### Instructions for the task:
Only the pictures are to be left out; set down the rest of the records exactly.

### Material provided:
┌──
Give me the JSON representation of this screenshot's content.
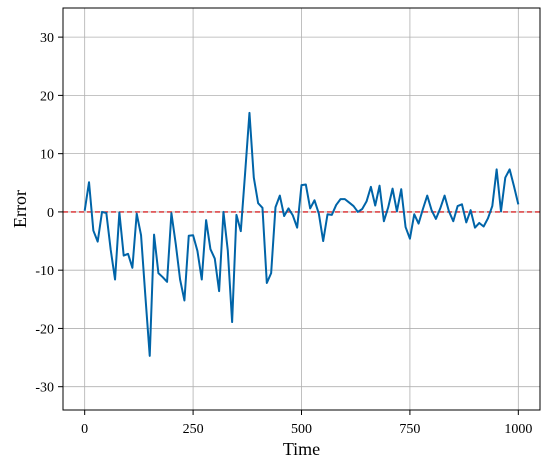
{
  "chart_data": {
    "type": "line",
    "title": "",
    "xlabel": "Time",
    "ylabel": "Error",
    "xlim": [
      -50,
      1050
    ],
    "ylim": [
      -34,
      35
    ],
    "xticks": [
      0,
      250,
      500,
      750,
      1000
    ],
    "yticks": [
      -30,
      -20,
      -10,
      0,
      10,
      20,
      30
    ],
    "grid": true,
    "legend": "none",
    "colors": {
      "series": "#0064a8",
      "reference": "#d62728",
      "grid": "#b0b0b0",
      "axes": "#000000"
    },
    "reference_line": {
      "y": 0,
      "style": "dashed"
    },
    "series": [
      {
        "x": [
          0,
          10,
          20,
          30,
          40,
          50,
          60,
          70,
          80,
          90,
          100,
          110,
          120,
          130,
          140,
          150,
          160,
          170,
          180,
          190,
          200,
          210,
          220,
          230,
          240,
          250,
          260,
          270,
          280,
          290,
          300,
          310,
          320,
          330,
          340,
          350,
          360,
          370,
          380,
          390,
          400,
          410,
          420,
          430,
          440,
          450,
          460,
          470,
          480,
          490,
          500,
          510,
          520,
          530,
          540,
          550,
          560,
          570,
          580,
          590,
          600,
          610,
          620,
          630,
          640,
          650,
          660,
          670,
          680,
          690,
          700,
          710,
          720,
          730,
          740,
          750,
          760,
          770,
          780,
          790,
          800,
          810,
          820,
          830,
          840,
          850,
          860,
          870,
          880,
          890,
          900,
          910,
          920,
          930,
          940,
          950,
          960,
          970,
          980,
          990,
          1000
        ],
        "values": [
          0.2,
          5.1,
          -3.2,
          -5.1,
          0.0,
          -0.2,
          -6.5,
          -11.6,
          -0.1,
          -7.5,
          -7.2,
          -9.6,
          -0.3,
          -4.0,
          -14.5,
          -24.7,
          -3.9,
          -10.5,
          -11.2,
          -12.0,
          -0.2,
          -5.5,
          -11.6,
          -15.2,
          -4.1,
          -4.0,
          -6.7,
          -11.6,
          -1.4,
          -6.4,
          -8.0,
          -13.6,
          0.0,
          -6.6,
          -18.9,
          -0.5,
          -3.3,
          6.7,
          17.0,
          5.9,
          1.5,
          0.7,
          -12.2,
          -10.5,
          0.8,
          2.8,
          -0.7,
          0.6,
          -0.6,
          -2.7,
          4.6,
          4.7,
          0.6,
          2.0,
          -0.3,
          -5.0,
          -0.4,
          -0.5,
          1.2,
          2.2,
          2.2,
          1.6,
          1.0,
          0.0,
          0.5,
          1.8,
          4.3,
          1.1,
          4.5,
          -1.6,
          0.8,
          4.0,
          0.1,
          3.9,
          -2.6,
          -4.6,
          -0.4,
          -2.0,
          0.5,
          2.8,
          0.3,
          -1.2,
          0.6,
          2.8,
          0.1,
          -1.6,
          1.0,
          1.3,
          -1.8,
          0.3,
          -2.7,
          -1.9,
          -2.5,
          -1.1,
          1.0,
          7.3,
          0.1,
          5.9,
          7.3,
          4.4,
          1.3
        ]
      }
    ]
  }
}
└──
### Task result:
Give me the JSON representation of this screenshot's content.
{
  "chart_data": {
    "type": "line",
    "title": "",
    "xlabel": "Time",
    "ylabel": "Error",
    "xlim": [
      -50,
      1050
    ],
    "ylim": [
      -34,
      35
    ],
    "xticks": [
      0,
      250,
      500,
      750,
      1000
    ],
    "yticks": [
      -30,
      -20,
      -10,
      0,
      10,
      20,
      30
    ],
    "grid": true,
    "legend": "none",
    "colors": {
      "series": "#0064a8",
      "reference": "#d62728",
      "grid": "#b0b0b0",
      "axes": "#000000"
    },
    "reference_line": {
      "y": 0,
      "style": "dashed"
    },
    "series": [
      {
        "x": [
          0,
          10,
          20,
          30,
          40,
          50,
          60,
          70,
          80,
          90,
          100,
          110,
          120,
          130,
          140,
          150,
          160,
          170,
          180,
          190,
          200,
          210,
          220,
          230,
          240,
          250,
          260,
          270,
          280,
          290,
          300,
          310,
          320,
          330,
          340,
          350,
          360,
          370,
          380,
          390,
          400,
          410,
          420,
          430,
          440,
          450,
          460,
          470,
          480,
          490,
          500,
          510,
          520,
          530,
          540,
          550,
          560,
          570,
          580,
          590,
          600,
          610,
          620,
          630,
          640,
          650,
          660,
          670,
          680,
          690,
          700,
          710,
          720,
          730,
          740,
          750,
          760,
          770,
          780,
          790,
          800,
          810,
          820,
          830,
          840,
          850,
          860,
          870,
          880,
          890,
          900,
          910,
          920,
          930,
          940,
          950,
          960,
          970,
          980,
          990,
          1000
        ],
        "values": [
          0.2,
          5.1,
          -3.2,
          -5.1,
          0.0,
          -0.2,
          -6.5,
          -11.6,
          -0.1,
          -7.5,
          -7.2,
          -9.6,
          -0.3,
          -4.0,
          -14.5,
          -24.7,
          -3.9,
          -10.5,
          -11.2,
          -12.0,
          -0.2,
          -5.5,
          -11.6,
          -15.2,
          -4.1,
          -4.0,
          -6.7,
          -11.6,
          -1.4,
          -6.4,
          -8.0,
          -13.6,
          0.0,
          -6.6,
          -18.9,
          -0.5,
          -3.3,
          6.7,
          17.0,
          5.9,
          1.5,
          0.7,
          -12.2,
          -10.5,
          0.8,
          2.8,
          -0.7,
          0.6,
          -0.6,
          -2.7,
          4.6,
          4.7,
          0.6,
          2.0,
          -0.3,
          -5.0,
          -0.4,
          -0.5,
          1.2,
          2.2,
          2.2,
          1.6,
          1.0,
          0.0,
          0.5,
          1.8,
          4.3,
          1.1,
          4.5,
          -1.6,
          0.8,
          4.0,
          0.1,
          3.9,
          -2.6,
          -4.6,
          -0.4,
          -2.0,
          0.5,
          2.8,
          0.3,
          -1.2,
          0.6,
          2.8,
          0.1,
          -1.6,
          1.0,
          1.3,
          -1.8,
          0.3,
          -2.7,
          -1.9,
          -2.5,
          -1.1,
          1.0,
          7.3,
          0.1,
          5.9,
          7.3,
          4.4,
          1.3
        ]
      }
    ]
  }
}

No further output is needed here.